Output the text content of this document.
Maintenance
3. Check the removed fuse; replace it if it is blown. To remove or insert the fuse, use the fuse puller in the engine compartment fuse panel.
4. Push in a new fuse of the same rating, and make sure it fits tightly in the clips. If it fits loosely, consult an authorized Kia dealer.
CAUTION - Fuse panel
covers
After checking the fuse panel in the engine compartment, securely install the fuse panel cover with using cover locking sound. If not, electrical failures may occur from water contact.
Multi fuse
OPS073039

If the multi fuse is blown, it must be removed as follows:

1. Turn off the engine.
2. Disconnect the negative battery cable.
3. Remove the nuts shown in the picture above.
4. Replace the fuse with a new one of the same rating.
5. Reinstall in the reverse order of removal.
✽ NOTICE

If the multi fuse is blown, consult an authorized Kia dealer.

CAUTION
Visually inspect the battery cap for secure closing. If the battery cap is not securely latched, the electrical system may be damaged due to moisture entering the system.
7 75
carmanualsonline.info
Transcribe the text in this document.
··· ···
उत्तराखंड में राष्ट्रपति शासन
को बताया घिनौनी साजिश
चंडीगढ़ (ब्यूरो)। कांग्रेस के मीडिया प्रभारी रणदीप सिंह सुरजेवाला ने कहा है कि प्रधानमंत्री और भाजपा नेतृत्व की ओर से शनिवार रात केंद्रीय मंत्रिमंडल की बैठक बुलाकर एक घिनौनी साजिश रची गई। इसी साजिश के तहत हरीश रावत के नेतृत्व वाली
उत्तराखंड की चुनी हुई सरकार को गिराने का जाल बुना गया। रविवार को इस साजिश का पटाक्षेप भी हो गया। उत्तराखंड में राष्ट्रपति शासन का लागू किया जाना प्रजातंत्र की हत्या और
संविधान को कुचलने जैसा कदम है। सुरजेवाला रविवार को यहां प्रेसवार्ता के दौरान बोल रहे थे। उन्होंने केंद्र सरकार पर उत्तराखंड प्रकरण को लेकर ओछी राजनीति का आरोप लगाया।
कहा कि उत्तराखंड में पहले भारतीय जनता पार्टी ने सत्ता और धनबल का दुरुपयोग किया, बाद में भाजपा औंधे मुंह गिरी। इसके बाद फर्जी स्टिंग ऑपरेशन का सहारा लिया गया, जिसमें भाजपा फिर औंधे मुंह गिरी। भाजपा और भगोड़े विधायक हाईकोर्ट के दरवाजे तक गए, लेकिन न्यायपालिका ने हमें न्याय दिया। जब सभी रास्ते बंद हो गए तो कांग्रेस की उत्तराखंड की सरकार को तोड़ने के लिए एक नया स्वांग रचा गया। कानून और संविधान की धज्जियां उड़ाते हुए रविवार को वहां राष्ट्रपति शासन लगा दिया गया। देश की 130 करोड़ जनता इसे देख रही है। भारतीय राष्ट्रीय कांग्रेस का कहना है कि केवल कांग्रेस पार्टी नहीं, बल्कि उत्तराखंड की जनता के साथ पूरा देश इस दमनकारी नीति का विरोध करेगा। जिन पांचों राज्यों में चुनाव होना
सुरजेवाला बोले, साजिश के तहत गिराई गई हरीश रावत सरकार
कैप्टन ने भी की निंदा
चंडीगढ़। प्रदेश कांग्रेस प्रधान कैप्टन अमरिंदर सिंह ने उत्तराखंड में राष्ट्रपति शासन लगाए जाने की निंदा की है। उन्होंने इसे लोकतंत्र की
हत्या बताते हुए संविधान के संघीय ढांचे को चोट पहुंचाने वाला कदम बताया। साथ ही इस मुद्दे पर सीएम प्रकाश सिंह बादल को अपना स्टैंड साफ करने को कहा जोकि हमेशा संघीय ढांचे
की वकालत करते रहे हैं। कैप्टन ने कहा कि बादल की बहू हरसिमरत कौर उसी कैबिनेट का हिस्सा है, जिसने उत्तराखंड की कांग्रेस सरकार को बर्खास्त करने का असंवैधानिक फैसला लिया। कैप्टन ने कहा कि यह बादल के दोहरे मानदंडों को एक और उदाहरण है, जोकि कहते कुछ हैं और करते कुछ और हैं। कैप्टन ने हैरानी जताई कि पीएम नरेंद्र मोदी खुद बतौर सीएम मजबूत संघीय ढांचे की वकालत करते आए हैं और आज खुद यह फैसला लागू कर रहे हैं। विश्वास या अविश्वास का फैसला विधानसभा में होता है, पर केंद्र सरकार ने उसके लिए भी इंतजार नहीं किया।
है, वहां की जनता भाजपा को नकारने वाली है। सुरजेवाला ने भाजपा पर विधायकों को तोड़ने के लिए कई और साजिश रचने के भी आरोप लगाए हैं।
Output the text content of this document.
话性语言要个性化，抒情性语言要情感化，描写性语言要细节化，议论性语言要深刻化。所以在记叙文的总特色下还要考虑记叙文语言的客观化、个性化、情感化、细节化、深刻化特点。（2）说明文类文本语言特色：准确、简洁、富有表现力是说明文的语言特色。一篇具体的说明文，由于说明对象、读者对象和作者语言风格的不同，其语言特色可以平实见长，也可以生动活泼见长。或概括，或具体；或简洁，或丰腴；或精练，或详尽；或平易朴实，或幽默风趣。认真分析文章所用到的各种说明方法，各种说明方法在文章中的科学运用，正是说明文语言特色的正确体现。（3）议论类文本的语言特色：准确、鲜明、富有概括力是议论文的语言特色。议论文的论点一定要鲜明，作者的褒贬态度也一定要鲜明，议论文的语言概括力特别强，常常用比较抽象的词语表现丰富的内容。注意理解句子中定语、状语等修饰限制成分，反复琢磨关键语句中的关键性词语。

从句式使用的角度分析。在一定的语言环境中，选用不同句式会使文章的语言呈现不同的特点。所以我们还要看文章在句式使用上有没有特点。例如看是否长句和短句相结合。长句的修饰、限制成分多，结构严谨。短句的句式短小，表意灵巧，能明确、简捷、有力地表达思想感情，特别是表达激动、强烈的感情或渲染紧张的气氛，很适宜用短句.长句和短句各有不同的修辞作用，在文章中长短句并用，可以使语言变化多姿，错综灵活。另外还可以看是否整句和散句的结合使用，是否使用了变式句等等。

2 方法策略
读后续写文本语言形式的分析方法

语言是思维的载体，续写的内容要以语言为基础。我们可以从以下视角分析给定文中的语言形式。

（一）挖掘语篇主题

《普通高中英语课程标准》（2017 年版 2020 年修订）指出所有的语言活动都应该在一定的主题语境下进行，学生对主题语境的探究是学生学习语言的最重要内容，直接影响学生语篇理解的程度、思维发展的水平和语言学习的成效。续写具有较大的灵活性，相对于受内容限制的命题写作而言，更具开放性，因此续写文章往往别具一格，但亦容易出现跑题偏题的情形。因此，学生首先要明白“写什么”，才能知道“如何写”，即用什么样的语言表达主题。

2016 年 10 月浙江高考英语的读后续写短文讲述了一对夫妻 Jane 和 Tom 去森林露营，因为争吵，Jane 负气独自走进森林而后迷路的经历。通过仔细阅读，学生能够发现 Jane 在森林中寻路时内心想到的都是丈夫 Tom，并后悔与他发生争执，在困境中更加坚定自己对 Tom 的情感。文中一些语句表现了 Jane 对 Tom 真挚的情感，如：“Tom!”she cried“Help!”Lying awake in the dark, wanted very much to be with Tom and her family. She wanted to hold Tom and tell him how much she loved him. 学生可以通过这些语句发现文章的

The request
Go through the preceding material and copy each line that has the word "dealer".

Exercise result
4. Push in a new fuse of the same rating, and make sure it fits tightly in the clips. If it fits loosely, consult an authorized Kia dealer.
If the multi fuse is blown, consult an authorized Kia dealer.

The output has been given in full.